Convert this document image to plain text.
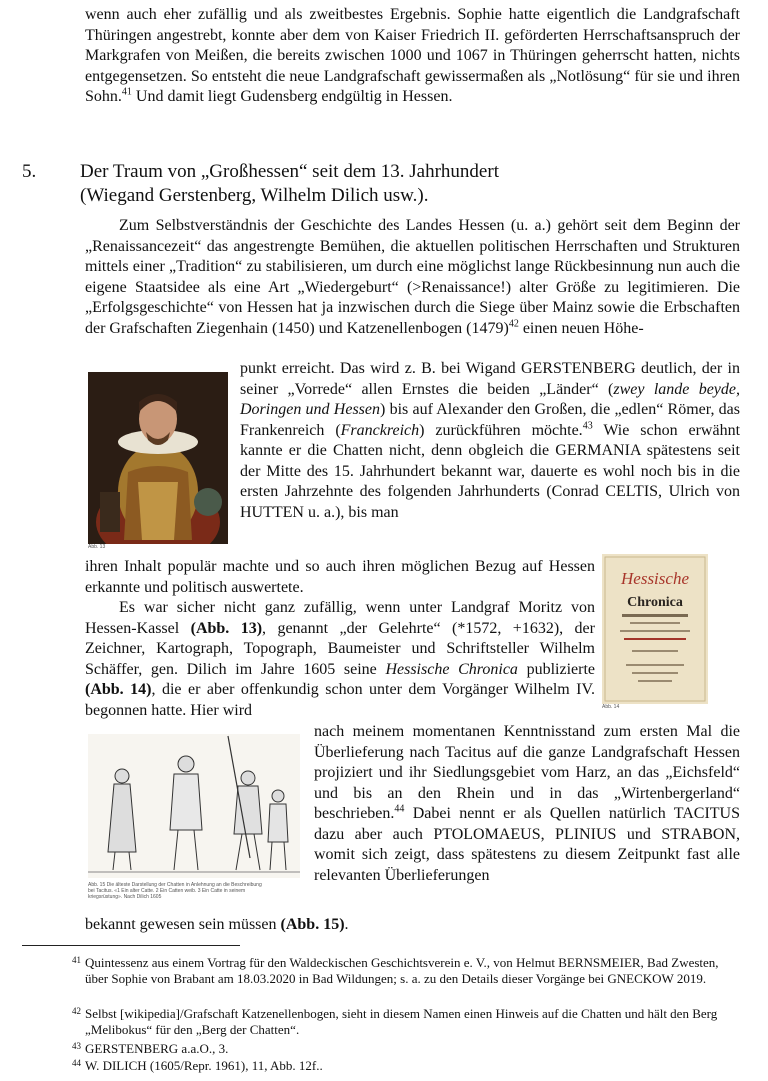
wenn auch eher zufällig und als zweitbestes Ergebnis. Sophie hatte eigentlich die Landgrafschaft Thüringen angestrebt, konnte aber dem von Kaiser Friedrich II. geförderten Herrschaftsanspruch der Markgrafen von Meißen, die bereits zwischen 1000 und 1067 in Thüringen geherrscht hatten, nichts entgegensetzen. So entsteht die neue Landgrafschaft gewissermaßen als „Notlösung“ für sie und ihren Sohn.$^{41}$ Und damit liegt Gudensberg endgültig in Hessen.

5. Der Traum von „Großhessen“ seit dem 13. Jahrhundert
(Wiegand Gerstenberg, Wilhelm Dilich usw.).

Zum Selbstverständnis der Geschichte des Landes Hessen (u. a.) gehört seit dem Beginn der „Renaissancezeit“ das angestrengte Bemühen, die aktuellen politischen Herrschaften und Strukturen mittels einer „Tradition“ zu stabilisieren, um durch eine möglichst lange Rückbesinnung nun auch die eigene Staatsidee als eine Art „Wiedergeburt“ (>Renaissance!) alter Größe zu legitimieren. Die „Erfolgsgeschichte“ von Hessen hat ja inzwischen durch die Siege über Mainz sowie die Erbschaften der Grafschaften Ziegenhain (1450) und Katzenellenbogen $(1479)^{42}$ einen neuen Höhe-

Abb. 13

punkt erreicht. Das wird z. B. bei Wigand GERSTENBERG deutlich, der in seiner „Vorrede“ allen Ernstes die beiden „Länder“ (zwey lande beyde, Doringen und Hessen) bis auf Alexander den Großen, die „edlen“ Römer, das Frankenreich (Franckreich) zurückführen möchte.$^{43}$ Wie schon erwähnt kannte er die Chatten nicht, denn obgleich die GERMANIA spätestens seit der Mitte des 15. Jahrhundert bekannt war, dauerte es wohl noch bis in die ersten Jahrzehnte des folgenden Jahrhunderts (Conrad CELTIS, Ulrich von HUTTEN u. a.), bis man

ihren Inhalt populär machte und so auch ihren möglichen Bezug auf Hessen erkannte und politisch auswertete.	Hessische
Chronica
Abb. 14

Es war sicher nicht ganz zufällig, wenn unter Landgraf Moritz von Hessen-Kassel (Abb. 13), genannt „der Gelehrte“ (*1572, +1632), der Zeichner, Kartograph, Topograph, Baumeister und Schriftsteller Wilhelm Schäffer, gen. Dilich im Jahre 1605 seine Hessische Chronica publizierte (Abb. 14), die er aber offenkundig schon unter dem Vorgänger Wilhelm IV. begonnen hatte. Hier wird

Abb. 15 Die älteste Darstellung der Chatten in Anlehnung an die Beschreibung bei Tacitus. «1 Ein alter Catte. 2 Ein Catten weib. 3 Ein Catte in seinem kriegsrüstung». Nach Dilich 1605

nach meinem momentanen Kenntnisstand zum ersten Mal die Überlieferung nach Tacitus auf die ganze Landgrafschaft Hessen projiziert und ihr Siedlungsgebiet vom Harz, an das „Eichsfeld“ und bis an den Rhein und in das „Wirtenbergerland“ beschrieben.$^{44}$ Dabei nennt er als Quellen natürlich TACITUS dazu aber auch PTOLOMAEUS, PLINIUS und STRABON, womit sich zeigt, dass spätestens zu diesem Zeitpunkt fast alle relevanten Überlieferungen

bekannt gewesen sein müssen (Abb. 15).

41 Quintessenz aus einem Vortrag für den Waldeckischen Geschichtsverein e. V., von Helmut BERNSMEIER, Bad Zwesten, über Sophie von Brabant am 18.03.2020 in Bad Wildungen; s. a. zu den Details dieser Vorgänge bei GNECKOW 2019.
42 Selbst [wikipedia]/Grafschaft Katzenellenbogen, sieht in diesem Namen einen Hinweis auf die Chatten und hält den Berg „Melibokus“ für den „Berg der Chatten“.
43 GERSTENBERG a.a.O., 3.
44 W. DILICH (1605/Repr. 1961), 11, Abb. 12f..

▶ [Directions for this task] Each line in the data that holds the string "auch" should be found and copied.

▶ [Result of the task]
wenn auch eher zufällig und als zweitbestes Ergebnis. Sophie hatte eigentlich die Landgrafschaft Thüringen angestrebt, konnte aber dem von Kaiser Friedrich II. geförderten Herrschaftsanspruch der Markgrafen von Meißen, die bereits zwischen 1000 und 1067 in Thüringen geherrscht hatten, nichts entgegensetzen. So entsteht die neue Landgrafschaft gewissermaßen als „Notlösung“ für sie und ihren Sohn.$^{41}$ Und damit liegt Gudensberg endgültig in Hessen.
Zum Selbstverständnis der Geschichte des Landes Hessen (u. a.) gehört seit dem Beginn der „Renaissancezeit“ das angestrengte Bemühen, die aktuellen politischen Herrschaften und Strukturen mittels einer „Tradition“ zu stabilisieren, um durch eine möglichst lange Rückbesinnung nun auch die eigene Staatsidee als eine Art „Wiedergeburt“ (>Renaissance!) alter Größe zu legitimieren. Die „Erfolgsgeschichte“ von Hessen hat ja inzwischen durch die Siege über Mainz sowie die Erbschaften der Grafschaften Ziegenhain (1450) und Katzenellenbogen $(1479)^{42}$ einen neuen Höhe-
ihren Inhalt populär machte und so auch ihren möglichen Bezug auf Hessen erkannte und politisch auswertete.	Hessische
nach meinem momentanen Kenntnisstand zum ersten Mal die Überlieferung nach Tacitus auf die ganze Landgrafschaft Hessen projiziert und ihr Siedlungsgebiet vom Harz, an das „Eichsfeld“ und bis an den Rhein und in das „Wirtenbergerland“ beschrieben.$^{44}$ Dabei nennt er als Quellen natürlich TACITUS dazu aber auch PTOLOMAEUS, PLINIUS und STRABON, womit sich zeigt, dass spätestens zu diesem Zeitpunkt fast alle relevanten Überlieferungen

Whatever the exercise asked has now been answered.